Given task
How many lines in the listing below contain the string "caption", with case taken into account? Reply with the number only.

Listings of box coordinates
[start]

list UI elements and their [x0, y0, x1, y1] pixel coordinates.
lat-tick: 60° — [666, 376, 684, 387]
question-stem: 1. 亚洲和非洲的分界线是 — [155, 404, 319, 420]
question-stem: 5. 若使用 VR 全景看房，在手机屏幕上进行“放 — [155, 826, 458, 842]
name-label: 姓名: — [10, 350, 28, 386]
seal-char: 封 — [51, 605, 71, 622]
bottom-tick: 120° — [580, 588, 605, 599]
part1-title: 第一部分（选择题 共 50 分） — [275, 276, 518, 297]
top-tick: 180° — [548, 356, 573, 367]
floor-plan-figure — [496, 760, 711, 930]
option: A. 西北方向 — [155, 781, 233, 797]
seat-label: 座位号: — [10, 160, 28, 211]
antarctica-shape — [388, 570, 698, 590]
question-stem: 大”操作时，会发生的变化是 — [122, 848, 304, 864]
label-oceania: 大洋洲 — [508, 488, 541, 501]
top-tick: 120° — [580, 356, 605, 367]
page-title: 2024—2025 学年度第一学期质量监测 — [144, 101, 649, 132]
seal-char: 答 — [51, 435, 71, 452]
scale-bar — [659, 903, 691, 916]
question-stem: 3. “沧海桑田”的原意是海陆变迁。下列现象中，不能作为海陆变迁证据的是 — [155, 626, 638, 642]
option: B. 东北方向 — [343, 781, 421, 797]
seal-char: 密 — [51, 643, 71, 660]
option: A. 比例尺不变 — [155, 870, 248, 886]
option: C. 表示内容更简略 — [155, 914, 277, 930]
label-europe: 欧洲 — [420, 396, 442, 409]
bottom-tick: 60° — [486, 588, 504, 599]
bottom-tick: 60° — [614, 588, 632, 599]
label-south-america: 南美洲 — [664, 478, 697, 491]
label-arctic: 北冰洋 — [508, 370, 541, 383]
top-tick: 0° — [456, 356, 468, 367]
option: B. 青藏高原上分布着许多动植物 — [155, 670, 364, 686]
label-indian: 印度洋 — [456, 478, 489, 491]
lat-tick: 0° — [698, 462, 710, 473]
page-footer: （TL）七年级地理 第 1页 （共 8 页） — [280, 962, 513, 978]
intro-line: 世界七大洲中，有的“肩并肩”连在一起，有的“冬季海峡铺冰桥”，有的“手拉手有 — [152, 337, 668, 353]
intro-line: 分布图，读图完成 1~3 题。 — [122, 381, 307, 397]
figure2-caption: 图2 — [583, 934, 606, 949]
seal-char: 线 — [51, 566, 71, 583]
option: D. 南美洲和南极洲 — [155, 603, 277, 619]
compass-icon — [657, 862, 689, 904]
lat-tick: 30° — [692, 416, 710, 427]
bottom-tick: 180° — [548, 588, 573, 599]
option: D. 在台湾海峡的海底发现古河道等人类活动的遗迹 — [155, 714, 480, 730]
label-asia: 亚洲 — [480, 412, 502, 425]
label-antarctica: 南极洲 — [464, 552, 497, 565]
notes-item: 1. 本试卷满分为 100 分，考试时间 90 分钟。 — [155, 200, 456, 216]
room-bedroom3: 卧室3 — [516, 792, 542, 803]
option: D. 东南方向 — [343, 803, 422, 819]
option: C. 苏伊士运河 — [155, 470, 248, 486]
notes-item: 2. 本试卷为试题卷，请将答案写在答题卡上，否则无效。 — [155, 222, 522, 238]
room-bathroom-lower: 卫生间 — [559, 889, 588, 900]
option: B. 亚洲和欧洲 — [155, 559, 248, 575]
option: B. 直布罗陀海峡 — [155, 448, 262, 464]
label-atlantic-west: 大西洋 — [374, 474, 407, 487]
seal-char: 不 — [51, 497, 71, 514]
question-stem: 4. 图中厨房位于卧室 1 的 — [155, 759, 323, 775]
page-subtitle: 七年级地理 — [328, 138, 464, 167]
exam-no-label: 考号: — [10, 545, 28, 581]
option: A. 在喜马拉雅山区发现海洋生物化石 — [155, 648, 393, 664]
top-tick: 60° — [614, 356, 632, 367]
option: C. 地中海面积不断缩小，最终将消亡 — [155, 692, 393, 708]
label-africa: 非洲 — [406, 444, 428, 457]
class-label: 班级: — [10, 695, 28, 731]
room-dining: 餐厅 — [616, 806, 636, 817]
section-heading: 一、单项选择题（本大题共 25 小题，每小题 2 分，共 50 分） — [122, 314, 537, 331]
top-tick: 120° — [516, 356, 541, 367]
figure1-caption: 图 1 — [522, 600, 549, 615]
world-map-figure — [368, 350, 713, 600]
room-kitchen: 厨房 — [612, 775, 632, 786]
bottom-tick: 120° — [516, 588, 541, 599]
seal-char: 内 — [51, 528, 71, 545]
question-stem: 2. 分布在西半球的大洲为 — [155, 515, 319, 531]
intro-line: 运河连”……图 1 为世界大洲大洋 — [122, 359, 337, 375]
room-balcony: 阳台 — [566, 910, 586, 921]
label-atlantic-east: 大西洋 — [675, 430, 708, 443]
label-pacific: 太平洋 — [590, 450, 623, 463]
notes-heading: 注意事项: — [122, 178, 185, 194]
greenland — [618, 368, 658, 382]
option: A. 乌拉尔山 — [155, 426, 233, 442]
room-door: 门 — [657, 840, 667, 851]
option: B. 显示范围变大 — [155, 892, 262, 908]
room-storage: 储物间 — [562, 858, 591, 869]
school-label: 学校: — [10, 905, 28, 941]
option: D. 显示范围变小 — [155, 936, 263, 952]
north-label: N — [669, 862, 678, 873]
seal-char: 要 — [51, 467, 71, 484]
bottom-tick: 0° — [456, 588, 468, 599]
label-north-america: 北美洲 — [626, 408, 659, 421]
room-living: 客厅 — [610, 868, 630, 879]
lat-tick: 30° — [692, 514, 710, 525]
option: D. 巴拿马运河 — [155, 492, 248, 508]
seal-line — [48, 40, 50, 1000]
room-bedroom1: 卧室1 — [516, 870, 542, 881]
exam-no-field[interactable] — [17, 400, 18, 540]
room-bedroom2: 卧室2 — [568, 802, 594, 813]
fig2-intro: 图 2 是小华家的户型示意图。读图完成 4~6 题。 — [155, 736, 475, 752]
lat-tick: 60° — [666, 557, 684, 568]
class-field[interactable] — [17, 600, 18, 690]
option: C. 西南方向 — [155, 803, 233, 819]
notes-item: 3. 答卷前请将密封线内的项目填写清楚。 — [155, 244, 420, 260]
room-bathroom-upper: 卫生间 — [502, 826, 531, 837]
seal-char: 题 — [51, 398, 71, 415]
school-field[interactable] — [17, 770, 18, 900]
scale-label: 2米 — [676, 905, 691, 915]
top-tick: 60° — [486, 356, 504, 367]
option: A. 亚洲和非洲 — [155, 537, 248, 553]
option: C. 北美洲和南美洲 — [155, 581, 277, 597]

[end]

Solution to this exercise
2